* _Task objective_:
Every entry must be given again exactly.

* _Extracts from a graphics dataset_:

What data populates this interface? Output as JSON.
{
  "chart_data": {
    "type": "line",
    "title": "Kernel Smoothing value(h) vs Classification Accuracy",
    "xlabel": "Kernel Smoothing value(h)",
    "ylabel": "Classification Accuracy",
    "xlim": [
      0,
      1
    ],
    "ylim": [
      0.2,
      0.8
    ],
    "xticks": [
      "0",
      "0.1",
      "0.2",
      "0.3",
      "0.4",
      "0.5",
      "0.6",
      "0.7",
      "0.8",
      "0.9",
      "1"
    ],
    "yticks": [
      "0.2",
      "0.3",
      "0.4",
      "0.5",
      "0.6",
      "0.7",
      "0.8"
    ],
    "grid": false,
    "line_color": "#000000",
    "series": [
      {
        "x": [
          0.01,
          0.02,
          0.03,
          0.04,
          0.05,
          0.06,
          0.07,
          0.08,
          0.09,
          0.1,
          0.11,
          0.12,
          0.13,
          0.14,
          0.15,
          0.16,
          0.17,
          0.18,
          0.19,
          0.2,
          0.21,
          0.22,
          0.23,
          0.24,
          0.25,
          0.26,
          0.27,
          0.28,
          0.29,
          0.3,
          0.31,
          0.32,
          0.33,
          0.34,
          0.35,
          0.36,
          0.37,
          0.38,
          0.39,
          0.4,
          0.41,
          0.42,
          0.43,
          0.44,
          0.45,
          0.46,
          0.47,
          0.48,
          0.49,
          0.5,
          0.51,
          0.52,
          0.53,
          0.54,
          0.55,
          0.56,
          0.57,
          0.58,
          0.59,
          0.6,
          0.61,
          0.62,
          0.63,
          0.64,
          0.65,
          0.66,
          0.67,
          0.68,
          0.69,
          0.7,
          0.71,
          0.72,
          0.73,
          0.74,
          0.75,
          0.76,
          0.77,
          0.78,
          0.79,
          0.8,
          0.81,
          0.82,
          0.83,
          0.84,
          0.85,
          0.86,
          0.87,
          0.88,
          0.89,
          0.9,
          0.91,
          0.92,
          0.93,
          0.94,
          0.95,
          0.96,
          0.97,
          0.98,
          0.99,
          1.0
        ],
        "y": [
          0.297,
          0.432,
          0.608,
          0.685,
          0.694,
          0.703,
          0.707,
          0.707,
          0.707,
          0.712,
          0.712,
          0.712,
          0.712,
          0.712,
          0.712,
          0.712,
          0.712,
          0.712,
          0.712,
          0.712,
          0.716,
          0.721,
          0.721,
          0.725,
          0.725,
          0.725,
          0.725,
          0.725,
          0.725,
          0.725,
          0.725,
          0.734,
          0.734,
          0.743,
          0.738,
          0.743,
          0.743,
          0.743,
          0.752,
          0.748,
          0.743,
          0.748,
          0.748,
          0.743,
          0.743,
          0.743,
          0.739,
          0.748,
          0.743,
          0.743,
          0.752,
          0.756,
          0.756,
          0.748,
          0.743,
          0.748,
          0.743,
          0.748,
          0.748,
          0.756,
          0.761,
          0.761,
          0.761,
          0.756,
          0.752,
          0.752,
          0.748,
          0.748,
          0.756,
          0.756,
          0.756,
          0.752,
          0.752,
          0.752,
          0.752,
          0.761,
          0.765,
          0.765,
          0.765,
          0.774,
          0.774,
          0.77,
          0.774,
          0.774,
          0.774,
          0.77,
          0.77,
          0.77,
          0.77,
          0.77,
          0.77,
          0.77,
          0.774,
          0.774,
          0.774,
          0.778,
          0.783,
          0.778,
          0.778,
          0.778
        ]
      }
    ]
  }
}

* _Task answer_:
What data populates this interface? Output as JSON.
{
  "chart_data": {
    "type": "line",
    "title": "Kernel Smoothing value(h) vs Classification Accuracy",
    "xlabel": "Kernel Smoothing value(h)",
    "ylabel": "Classification Accuracy",
    "xlim": [
      0,
      1
    ],
    "ylim": [
      0.2,
      0.8
    ],
    "xticks": [
      "0",
      "0.1",
      "0.2",
      "0.3",
      "0.4",
      "0.5",
      "0.6",
      "0.7",
      "0.8",
      "0.9",
      "1"
    ],
    "yticks": [
      "0.2",
      "0.3",
      "0.4",
      "0.5",
      "0.6",
      "0.7",
      "0.8"
    ],
    "grid": false,
    "line_color": "#000000",
    "series": [
      {
        "x": [
          0.01,
          0.02,
          0.03,
          0.04,
          0.05,
          0.06,
          0.07,
          0.08,
          0.09,
          0.1,
          0.11,
          0.12,
          0.13,
          0.14,
          0.15,
          0.16,
          0.17,
          0.18,
          0.19,
          0.2,
          0.21,
          0.22,
          0.23,
          0.24,
          0.25,
          0.26,
          0.27,
          0.28,
          0.29,
          0.3,
          0.31,
          0.32,
          0.33,
          0.34,
          0.35,
          0.36,
          0.37,
          0.38,
          0.39,
          0.4,
          0.41,
          0.42,
          0.43,
          0.44,
          0.45,
          0.46,
          0.47,
          0.48,
          0.49,
          0.5,
          0.51,
          0.52,
          0.53,
          0.54,
          0.55,
          0.56,
          0.57,
          0.58,
          0.59,
          0.6,
          0.61,
          0.62,
          0.63,
          0.64,
          0.65,
          0.66,
          0.67,
          0.68,
          0.69,
          0.7,
          0.71,
          0.72,
          0.73,
          0.74,
          0.75,
          0.76,
          0.77,
          0.78,
          0.79,
          0.8,
          0.81,
          0.82,
          0.83,
          0.84,
          0.85,
          0.86,
          0.87,
          0.88,
          0.89,
          0.9,
          0.91,
          0.92,
          0.93,
          0.94,
          0.95,
          0.96,
          0.97,
          0.98,
          0.99,
          1.0
        ],
        "y": [
          0.297,
          0.432,
          0.608,
          0.685,
          0.694,
          0.703,
          0.707,
          0.707,
          0.707,
          0.712,
          0.712,
          0.712,
          0.712,
          0.712,
          0.712,
          0.712,
          0.712,
          0.712,
          0.712,
          0.712,
          0.716,
          0.721,
          0.721,
          0.725,
          0.725,
          0.725,
          0.725,
          0.725,
          0.725,
          0.725,
          0.725,
          0.734,
          0.734,
          0.743,
          0.738,
          0.743,
          0.743,
          0.743,
          0.752,
          0.748,
          0.743,
          0.748,
          0.748,
          0.743,
          0.743,
          0.743,
          0.739,
          0.748,
          0.743,
          0.743,
          0.752,
          0.756,
          0.756,
          0.748,
          0.743,
          0.748,
          0.743,
          0.748,
          0.748,
          0.756,
          0.761,
          0.761,
          0.761,
          0.756,
          0.752,
          0.752,
          0.748,
          0.748,
          0.756,
          0.756,
          0.756,
          0.752,
          0.752,
          0.752,
          0.752,
          0.761,
          0.765,
          0.765,
          0.765,
          0.774,
          0.774,
          0.77,
          0.774,
          0.774,
          0.774,
          0.77,
          0.77,
          0.77,
          0.77,
          0.77,
          0.77,
          0.77,
          0.774,
          0.774,
          0.774,
          0.778,
          0.783,
          0.778,
          0.778,
          0.778
        ]
      }
    ]
  }
}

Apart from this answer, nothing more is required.